* [Article]:
While the invention has been described in connection with specific embodiments thereof, it will be understood that it is capable of further modification, and this application is intended to cover any variations, uses, or adaptations of the invention following, in general, the principles of the invention and including such departures from the present disclosure as come within known or customary practice in the art to which the invention pertains and as may be applied to the essential features hereinbefore set forth, and as fall within the scope of the invention and the limits of the appended claims.

Claims (13)

What is claimed is:
1. A printing apparatus, comprising:
a first printhead die having a first temperature mechanism that determines a temperature of said first printhead die;
a second printhead die having control logic and a second temperature mechanism that detects a temperature of said second printhead die;
a mechanism that permits propagation of a signal indicative of the temperature of said first printhead die to said second printhead die control logic; and
wherein said control logic compares a temperature of said first printhead die and a temperature of said second printhead die and produces a signal for heating said second printhead die when said second printhead temperature is lower than that of said first printhead temperature;
wherein said first printhead die includes control logic that produces a signal for heating said first printhead die when said first printhead die is lower in temperature than said second printhead die.
2. The apparatus of claim 1, wherein said temperature signal propagation mechanism is capable of propagating a signal indicative of the temperature of said second printhead die to said first printhead die.
3. The apparatus of claim 2, wherein the control logic of each printhead die is configured such that when the printhead die within which the control logic is located has a temperature lower than that indicated by the temperature propagation mechanism, a signal is generated by the subject control logic that increases the self temperature of that printhead die.
4. The apparatus of claim 2, wherein the control logic of each printhead die is configured such that when the printhead die within which the control logic is located has a temperature higher than that indicated by the temperature propagation mechanism, a signal is generated by the subject control logic that increases the temperature signal on said propagation mechanism.

* [What this exercise asks]:
**a)** In the printhead patent claims, what does the second printhead die's control logic do when that die is cooler than the first printhead die?
**b)** Continue the printhead patent claims after claim 4.

* [Information provided]:
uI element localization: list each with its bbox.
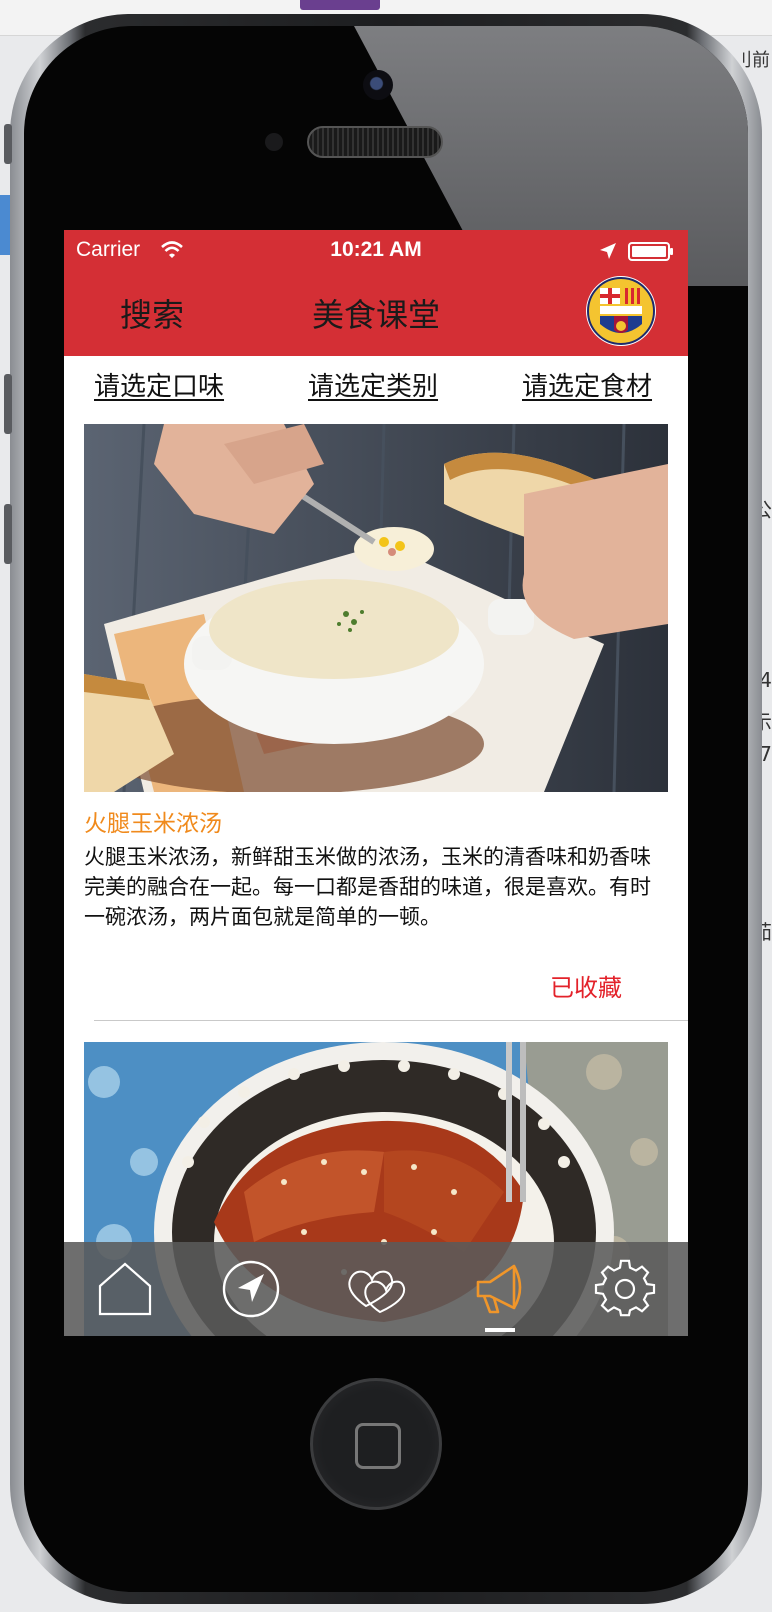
navigation-bar: 搜索 美食课堂 xyxy=(64,270,688,356)
taste-filter-link[interactable]: 请选定口味 xyxy=(94,366,224,403)
active-tab-indicator xyxy=(485,1328,515,1332)
tab-home[interactable] xyxy=(94,1258,156,1320)
megaphone-icon xyxy=(476,1264,522,1314)
gear-icon xyxy=(594,1259,656,1317)
card-divider xyxy=(94,1020,688,1021)
volume-up-button xyxy=(4,374,12,434)
fcb-crest-avatar[interactable] xyxy=(586,276,656,346)
filter-bar: 请选定口味 请选定类别 请选定食材 xyxy=(64,356,688,418)
tab-discover[interactable] xyxy=(220,1258,282,1320)
location-arrow-icon xyxy=(600,243,616,259)
home-button[interactable] xyxy=(310,1378,442,1510)
home-button-square-icon xyxy=(355,1423,401,1469)
desktop-left-fragment xyxy=(0,195,10,255)
navigation-icon xyxy=(222,1260,280,1318)
ingredient-filter-link[interactable]: 请选定食材 xyxy=(522,366,652,403)
earpiece-speaker xyxy=(307,126,443,158)
favorites-icon xyxy=(348,1270,406,1314)
status-time: 10:21 AM xyxy=(330,238,422,261)
recipe-title[interactable]: 火腿玉米浓汤 xyxy=(84,804,222,838)
tab-settings[interactable] xyxy=(594,1258,656,1320)
category-filter-link[interactable]: 请选定类别 xyxy=(308,366,438,403)
tab-announcements[interactable] xyxy=(470,1258,532,1320)
mute-switch xyxy=(4,124,12,164)
recipe-description: 火腿玉米浓汤，新鲜甜玉米做的浓汤，玉米的清香味和奶香味完美的融合在一起。每一口都… xyxy=(84,845,651,929)
tab-bar xyxy=(64,1242,688,1336)
recipe-feed: 火腿玉米浓汤 火腿玉米浓汤，新鲜甜玉米做的浓汤，玉米的清香味和奶香味完美的融合在… xyxy=(64,418,688,1336)
collected-button[interactable]: 已收藏 xyxy=(550,968,622,1003)
desktop-tab-fragment xyxy=(300,0,380,10)
status-bar: Carrier 10:21 AM xyxy=(64,230,688,270)
app-screen: Carrier 10:21 AM 搜索 美食课堂 请选定口味 请选定类别 请选定… xyxy=(64,230,688,1336)
volume-down-button xyxy=(4,504,12,564)
front-camera xyxy=(363,70,393,100)
tab-favorites[interactable] xyxy=(344,1258,406,1320)
battery-icon xyxy=(628,242,673,261)
proximity-sensor xyxy=(265,133,283,151)
recipe-image-corn-soup[interactable] xyxy=(84,424,668,792)
home-icon xyxy=(98,1262,152,1316)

* [Results]:
**a)** It produces a signal for heating the second printhead die.

**b)**
5. The apparatus of claim 1, wherein said propagation mechanism propagates an analog voltage that is indicative of a corresponding temperature.
6. The apparatus of claim 1, wherein said propagation mechanism propagates a digital code that corresponds to a temperature.
7. The apparatus of claim 1, wherein said control logic includes a mechanism that establishes a threshold temperature between said first and second printhead dies before said signal for heating said second printhead die is produced.
8. A method of printing using an array of printheads, comprising the steps of:
expelling ink from a first printhead of the array of printheads and expelling ink from a second printhead of the array of printheads;
measuring a first temperature of said first printhead and a second temperature of said second printhead;
propagating a first temperature signal to said second printhead;
comparing said first temperature to said second temperature with control logic located on the second printhead;
modifying said second temperature using the control logic located on the second printhead when said second temperature is determined by said comparing step to be essentially unequal to said first temperature; and
heating said first printhead die with control logic located on the first printhead and coupled to the control logic of the second printhead when said first printhead die is lower in temperature than said second printhead die.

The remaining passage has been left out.